▶ [PROBLEM REQUIREMENTS]: Search the material for the word "насекомых" and report each line where it turns up.

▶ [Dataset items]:
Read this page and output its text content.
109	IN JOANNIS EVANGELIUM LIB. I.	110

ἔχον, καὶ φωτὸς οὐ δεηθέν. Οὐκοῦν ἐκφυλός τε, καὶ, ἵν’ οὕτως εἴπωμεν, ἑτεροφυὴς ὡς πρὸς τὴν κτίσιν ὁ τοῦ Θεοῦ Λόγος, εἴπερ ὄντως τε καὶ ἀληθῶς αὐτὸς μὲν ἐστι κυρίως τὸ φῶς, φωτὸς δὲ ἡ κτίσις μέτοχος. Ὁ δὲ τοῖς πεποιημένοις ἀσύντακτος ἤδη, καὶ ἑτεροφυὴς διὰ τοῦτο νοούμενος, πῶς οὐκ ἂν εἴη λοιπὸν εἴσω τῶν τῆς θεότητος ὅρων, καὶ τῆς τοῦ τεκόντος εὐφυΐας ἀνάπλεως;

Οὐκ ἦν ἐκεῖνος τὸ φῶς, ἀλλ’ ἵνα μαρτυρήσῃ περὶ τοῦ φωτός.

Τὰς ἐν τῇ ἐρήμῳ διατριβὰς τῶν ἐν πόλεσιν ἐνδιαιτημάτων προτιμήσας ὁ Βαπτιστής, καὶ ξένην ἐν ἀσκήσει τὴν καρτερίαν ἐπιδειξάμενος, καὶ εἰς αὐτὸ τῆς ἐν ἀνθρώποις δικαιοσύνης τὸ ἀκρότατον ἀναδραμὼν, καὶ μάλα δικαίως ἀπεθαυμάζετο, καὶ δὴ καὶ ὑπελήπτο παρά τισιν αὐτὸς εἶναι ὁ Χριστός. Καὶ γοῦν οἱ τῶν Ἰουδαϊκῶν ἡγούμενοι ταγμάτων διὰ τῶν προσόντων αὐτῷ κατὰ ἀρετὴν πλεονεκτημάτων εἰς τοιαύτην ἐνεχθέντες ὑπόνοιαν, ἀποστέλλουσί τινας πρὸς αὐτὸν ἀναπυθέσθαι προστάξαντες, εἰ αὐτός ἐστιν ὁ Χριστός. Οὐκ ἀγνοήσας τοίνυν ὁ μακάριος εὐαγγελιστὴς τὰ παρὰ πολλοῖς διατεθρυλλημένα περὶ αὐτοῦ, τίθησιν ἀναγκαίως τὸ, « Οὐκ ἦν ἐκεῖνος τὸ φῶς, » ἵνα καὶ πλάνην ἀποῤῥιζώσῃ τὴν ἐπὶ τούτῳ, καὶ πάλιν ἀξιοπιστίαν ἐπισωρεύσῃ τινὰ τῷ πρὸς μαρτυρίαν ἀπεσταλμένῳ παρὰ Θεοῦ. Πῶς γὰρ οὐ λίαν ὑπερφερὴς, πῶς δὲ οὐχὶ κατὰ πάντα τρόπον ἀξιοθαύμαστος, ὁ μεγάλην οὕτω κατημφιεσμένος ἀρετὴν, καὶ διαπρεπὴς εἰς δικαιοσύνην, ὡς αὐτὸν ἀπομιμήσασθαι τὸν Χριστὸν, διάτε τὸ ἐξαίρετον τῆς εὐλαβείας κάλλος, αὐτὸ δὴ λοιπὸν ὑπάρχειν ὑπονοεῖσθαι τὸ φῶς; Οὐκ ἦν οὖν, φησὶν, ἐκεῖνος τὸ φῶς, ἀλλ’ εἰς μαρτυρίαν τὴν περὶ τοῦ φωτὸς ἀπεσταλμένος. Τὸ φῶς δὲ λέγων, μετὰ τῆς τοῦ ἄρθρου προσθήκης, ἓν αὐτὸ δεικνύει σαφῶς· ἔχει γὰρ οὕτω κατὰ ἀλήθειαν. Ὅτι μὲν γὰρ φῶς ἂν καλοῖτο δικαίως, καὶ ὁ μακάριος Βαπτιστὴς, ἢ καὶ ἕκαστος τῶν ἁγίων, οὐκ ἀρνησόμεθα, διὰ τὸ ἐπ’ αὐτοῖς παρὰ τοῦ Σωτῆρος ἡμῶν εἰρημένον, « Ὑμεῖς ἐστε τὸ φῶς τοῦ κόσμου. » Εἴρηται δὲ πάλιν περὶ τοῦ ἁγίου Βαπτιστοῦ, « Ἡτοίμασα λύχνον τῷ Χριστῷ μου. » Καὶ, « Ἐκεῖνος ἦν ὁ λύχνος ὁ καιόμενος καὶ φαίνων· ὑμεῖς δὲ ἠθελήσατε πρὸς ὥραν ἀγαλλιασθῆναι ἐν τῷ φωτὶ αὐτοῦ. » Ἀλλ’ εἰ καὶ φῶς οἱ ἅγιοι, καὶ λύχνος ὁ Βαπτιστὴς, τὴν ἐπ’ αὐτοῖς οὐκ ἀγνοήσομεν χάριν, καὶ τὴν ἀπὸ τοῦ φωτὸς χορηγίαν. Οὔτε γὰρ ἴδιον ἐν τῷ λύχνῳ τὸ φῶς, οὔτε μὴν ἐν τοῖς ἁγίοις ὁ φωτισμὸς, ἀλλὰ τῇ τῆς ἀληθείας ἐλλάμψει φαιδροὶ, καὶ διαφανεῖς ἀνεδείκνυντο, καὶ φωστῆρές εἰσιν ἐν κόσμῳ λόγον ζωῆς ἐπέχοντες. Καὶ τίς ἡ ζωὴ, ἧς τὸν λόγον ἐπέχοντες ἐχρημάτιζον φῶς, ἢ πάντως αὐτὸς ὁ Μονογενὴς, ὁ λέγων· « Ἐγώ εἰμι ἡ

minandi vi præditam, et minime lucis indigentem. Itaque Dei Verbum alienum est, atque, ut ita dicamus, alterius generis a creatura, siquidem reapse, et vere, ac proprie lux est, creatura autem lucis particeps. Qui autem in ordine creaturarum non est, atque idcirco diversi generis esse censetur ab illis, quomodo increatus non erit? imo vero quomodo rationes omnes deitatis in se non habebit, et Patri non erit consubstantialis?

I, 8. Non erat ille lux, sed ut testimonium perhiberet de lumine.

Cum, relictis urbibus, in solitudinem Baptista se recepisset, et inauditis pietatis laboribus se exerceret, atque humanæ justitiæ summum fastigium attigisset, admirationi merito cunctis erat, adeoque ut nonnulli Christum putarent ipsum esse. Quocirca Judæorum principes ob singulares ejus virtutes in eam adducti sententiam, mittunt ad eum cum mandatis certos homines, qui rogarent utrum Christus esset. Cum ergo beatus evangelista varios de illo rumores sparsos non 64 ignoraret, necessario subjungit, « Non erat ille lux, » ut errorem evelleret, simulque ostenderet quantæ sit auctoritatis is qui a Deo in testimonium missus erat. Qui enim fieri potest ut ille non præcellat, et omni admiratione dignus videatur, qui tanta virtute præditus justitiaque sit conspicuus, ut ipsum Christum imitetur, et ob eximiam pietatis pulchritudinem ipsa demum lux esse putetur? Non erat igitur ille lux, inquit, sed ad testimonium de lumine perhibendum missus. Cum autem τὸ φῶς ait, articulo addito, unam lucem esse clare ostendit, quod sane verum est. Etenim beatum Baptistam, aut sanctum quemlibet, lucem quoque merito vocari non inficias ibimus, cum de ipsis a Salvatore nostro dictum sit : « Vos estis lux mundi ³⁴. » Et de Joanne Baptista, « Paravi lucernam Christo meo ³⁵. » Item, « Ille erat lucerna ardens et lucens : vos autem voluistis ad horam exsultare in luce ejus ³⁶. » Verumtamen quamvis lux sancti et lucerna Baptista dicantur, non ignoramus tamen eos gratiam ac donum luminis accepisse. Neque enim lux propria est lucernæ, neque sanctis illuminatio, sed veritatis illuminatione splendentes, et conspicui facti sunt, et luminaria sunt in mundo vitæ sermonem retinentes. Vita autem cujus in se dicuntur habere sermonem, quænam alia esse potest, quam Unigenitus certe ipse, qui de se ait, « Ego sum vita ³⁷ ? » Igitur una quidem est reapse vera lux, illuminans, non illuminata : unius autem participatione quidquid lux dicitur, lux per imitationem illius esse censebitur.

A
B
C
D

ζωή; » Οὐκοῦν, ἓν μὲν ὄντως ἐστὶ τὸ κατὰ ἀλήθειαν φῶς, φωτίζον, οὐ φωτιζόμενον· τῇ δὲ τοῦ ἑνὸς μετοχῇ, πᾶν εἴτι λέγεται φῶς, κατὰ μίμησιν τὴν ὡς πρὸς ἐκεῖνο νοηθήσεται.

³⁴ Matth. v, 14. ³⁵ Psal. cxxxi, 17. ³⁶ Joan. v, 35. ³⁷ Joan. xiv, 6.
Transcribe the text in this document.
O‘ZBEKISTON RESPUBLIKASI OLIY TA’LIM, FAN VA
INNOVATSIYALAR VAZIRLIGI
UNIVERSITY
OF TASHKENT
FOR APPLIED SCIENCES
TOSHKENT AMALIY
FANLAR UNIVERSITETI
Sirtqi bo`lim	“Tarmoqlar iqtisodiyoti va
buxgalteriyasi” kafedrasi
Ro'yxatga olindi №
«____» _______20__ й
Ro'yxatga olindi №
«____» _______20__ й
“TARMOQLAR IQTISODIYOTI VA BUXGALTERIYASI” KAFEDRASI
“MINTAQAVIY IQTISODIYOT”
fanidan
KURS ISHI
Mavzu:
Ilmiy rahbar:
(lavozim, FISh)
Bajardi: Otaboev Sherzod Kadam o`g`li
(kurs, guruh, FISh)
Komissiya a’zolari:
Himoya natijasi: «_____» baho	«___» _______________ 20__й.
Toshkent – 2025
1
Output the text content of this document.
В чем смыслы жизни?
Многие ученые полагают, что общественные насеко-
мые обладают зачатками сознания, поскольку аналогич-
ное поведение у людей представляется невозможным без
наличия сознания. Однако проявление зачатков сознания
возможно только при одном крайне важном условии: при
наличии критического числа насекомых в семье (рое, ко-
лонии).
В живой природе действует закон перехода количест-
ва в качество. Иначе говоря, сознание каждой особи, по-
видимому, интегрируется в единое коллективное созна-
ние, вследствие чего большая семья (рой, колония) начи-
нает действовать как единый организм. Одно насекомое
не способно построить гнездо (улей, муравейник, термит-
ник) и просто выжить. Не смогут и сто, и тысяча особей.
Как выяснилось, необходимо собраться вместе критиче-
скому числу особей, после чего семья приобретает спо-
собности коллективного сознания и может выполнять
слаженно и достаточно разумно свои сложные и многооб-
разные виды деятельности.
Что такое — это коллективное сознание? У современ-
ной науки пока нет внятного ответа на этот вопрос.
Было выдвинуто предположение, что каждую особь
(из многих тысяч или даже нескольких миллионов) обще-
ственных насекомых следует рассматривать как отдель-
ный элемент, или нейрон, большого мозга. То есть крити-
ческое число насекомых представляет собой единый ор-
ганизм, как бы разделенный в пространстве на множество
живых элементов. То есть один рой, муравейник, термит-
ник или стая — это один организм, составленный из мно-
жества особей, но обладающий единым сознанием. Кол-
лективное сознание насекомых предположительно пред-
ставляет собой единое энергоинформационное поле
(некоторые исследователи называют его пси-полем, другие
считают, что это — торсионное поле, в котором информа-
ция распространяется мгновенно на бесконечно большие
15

▶ [RESPONSE]:
наличии критического числа насекомых в семье (рое, ко-
ственных насекомых следует рассматривать как отдель-
ческое число насекомых представляет собой единый ор-
лективное сознание насекомых предположительно пред-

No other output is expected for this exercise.